[Dataset entries]
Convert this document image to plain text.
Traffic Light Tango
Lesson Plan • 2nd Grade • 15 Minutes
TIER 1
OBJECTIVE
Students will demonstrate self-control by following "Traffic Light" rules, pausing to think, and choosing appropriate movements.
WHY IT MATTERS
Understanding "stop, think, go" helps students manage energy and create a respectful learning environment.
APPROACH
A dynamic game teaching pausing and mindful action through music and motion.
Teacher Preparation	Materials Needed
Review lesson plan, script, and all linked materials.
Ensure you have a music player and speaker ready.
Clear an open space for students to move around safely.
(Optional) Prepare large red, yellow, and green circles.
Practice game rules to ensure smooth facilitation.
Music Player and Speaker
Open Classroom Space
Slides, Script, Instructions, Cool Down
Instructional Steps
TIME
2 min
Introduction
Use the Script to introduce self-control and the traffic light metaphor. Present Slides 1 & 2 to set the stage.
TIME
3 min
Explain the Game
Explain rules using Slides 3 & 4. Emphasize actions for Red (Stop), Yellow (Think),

The task >>
In the records above, locate the lines holding the word "Slides". Copy each of them.

Response to this exercise >>
Slides, Script, Instructions, Cool Down
Use the Script to introduce self-control and the traffic light metaphor. Present Slides 1 & 2 to set the stage.
Explain rules using Slides 3 & 4. Emphasize actions for Red (Stop), Yellow (Think),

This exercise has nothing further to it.